┏━━

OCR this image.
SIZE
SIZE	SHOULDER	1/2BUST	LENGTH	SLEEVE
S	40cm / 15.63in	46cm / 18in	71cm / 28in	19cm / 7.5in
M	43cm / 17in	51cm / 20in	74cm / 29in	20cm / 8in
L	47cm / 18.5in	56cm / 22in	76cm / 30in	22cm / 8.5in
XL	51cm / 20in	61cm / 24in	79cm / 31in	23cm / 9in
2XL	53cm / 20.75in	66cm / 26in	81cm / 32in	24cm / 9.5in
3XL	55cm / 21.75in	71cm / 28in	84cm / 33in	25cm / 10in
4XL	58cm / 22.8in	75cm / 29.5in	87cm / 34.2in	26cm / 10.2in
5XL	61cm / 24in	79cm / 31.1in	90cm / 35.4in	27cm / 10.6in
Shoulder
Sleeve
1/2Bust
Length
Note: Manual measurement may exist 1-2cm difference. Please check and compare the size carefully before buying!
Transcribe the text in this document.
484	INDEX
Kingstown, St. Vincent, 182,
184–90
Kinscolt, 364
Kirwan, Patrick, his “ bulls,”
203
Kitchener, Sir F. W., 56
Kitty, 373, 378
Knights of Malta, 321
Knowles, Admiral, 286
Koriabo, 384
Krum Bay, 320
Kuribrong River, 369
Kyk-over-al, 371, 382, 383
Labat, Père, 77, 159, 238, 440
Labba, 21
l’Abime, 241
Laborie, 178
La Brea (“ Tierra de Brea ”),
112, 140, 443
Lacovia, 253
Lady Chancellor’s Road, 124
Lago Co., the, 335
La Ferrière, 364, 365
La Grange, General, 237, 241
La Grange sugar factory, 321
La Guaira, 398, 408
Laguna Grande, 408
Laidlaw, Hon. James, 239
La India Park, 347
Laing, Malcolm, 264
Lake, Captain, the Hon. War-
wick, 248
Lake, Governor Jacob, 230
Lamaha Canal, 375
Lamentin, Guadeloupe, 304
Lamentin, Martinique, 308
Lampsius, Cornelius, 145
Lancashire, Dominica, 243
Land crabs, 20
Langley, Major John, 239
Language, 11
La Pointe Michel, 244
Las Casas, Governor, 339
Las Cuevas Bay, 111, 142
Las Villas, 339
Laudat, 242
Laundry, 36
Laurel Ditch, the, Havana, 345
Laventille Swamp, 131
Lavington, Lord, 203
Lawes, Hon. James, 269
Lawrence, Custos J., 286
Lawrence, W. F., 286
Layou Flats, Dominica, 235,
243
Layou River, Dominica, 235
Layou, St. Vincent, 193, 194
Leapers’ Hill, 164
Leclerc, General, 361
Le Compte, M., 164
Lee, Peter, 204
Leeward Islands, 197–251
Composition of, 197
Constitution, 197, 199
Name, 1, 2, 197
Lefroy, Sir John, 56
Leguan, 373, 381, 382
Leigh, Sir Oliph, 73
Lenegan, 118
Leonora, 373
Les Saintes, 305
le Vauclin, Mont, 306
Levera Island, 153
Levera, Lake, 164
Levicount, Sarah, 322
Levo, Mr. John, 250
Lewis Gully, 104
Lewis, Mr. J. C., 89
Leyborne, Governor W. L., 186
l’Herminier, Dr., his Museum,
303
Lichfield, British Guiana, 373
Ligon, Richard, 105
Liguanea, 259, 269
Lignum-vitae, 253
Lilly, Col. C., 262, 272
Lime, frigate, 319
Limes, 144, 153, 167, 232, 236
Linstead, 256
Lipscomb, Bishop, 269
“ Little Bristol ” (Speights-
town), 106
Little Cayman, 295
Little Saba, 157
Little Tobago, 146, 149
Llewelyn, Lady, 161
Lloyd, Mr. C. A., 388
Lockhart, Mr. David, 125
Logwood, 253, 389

┗━━

Pull out all lines from the entries above that include the word "Vincent".

Kingstown, St. Vincent, 182,
Layou, St. Vincent, 193, 194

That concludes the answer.